Page transcription entries:
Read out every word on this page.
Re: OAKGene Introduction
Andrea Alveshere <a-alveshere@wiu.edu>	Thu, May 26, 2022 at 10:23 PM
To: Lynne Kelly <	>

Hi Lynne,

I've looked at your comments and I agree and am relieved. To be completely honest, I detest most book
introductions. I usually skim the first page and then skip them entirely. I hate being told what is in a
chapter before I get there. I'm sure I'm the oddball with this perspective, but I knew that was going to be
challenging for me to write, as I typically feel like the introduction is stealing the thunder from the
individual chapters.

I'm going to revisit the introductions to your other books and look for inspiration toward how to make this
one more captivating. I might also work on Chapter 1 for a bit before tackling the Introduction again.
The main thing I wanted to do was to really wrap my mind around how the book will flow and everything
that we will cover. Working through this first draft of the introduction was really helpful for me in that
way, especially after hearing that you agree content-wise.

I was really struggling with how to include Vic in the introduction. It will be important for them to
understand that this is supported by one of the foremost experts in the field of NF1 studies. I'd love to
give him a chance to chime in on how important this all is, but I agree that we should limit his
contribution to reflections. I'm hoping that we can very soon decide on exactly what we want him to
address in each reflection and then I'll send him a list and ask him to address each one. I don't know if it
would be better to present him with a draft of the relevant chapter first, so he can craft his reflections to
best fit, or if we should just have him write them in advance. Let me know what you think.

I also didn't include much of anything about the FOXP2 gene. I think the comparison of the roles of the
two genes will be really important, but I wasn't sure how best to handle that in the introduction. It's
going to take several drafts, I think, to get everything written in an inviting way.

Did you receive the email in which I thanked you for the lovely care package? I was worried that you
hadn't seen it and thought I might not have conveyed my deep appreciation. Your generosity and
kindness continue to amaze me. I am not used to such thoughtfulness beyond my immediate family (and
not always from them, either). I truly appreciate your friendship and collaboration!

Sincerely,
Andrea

• [Activity]: The reply should be a precise retyping of all the data.

• [Exercise result]:
Read out every word on this page.
Re: OAKGene Introduction
Andrea Alveshere <a-alveshere@wiu.edu>	Thu, May 26, 2022 at 10:23 PM
To: Lynne Kelly <	>

Hi Lynne,

I've looked at your comments and I agree and am relieved. To be completely honest, I detest most book
introductions. I usually skim the first page and then skip them entirely. I hate being told what is in a
chapter before I get there. I'm sure I'm the oddball with this perspective, but I knew that was going to be
challenging for me to write, as I typically feel like the introduction is stealing the thunder from the
individual chapters.

I'm going to revisit the introductions to your other books and look for inspiration toward how to make this
one more captivating. I might also work on Chapter 1 for a bit before tackling the Introduction again.
The main thing I wanted to do was to really wrap my mind around how the book will flow and everything
that we will cover. Working through this first draft of the introduction was really helpful for me in that
way, especially after hearing that you agree content-wise.

I was really struggling with how to include Vic in the introduction. It will be important for them to
understand that this is supported by one of the foremost experts in the field of NF1 studies. I'd love to
give him a chance to chime in on how important this all is, but I agree that we should limit his
contribution to reflections. I'm hoping that we can very soon decide on exactly what we want him to
address in each reflection and then I'll send him a list and ask him to address each one. I don't know if it
would be better to present him with a draft of the relevant chapter first, so he can craft his reflections to
best fit, or if we should just have him write them in advance. Let me know what you think.

I also didn't include much of anything about the FOXP2 gene. I think the comparison of the roles of the
two genes will be really important, but I wasn't sure how best to handle that in the introduction. It's
going to take several drafts, I think, to get everything written in an inviting way.

Did you receive the email in which I thanked you for the lovely care package? I was worried that you
hadn't seen it and thought I might not have conveyed my deep appreciation. Your generosity and
kindness continue to amaze me. I am not used to such thoughtfulness beyond my immediate family (and
not always from them, either). I truly appreciate your friendship and collaboration!

Sincerely,
Andrea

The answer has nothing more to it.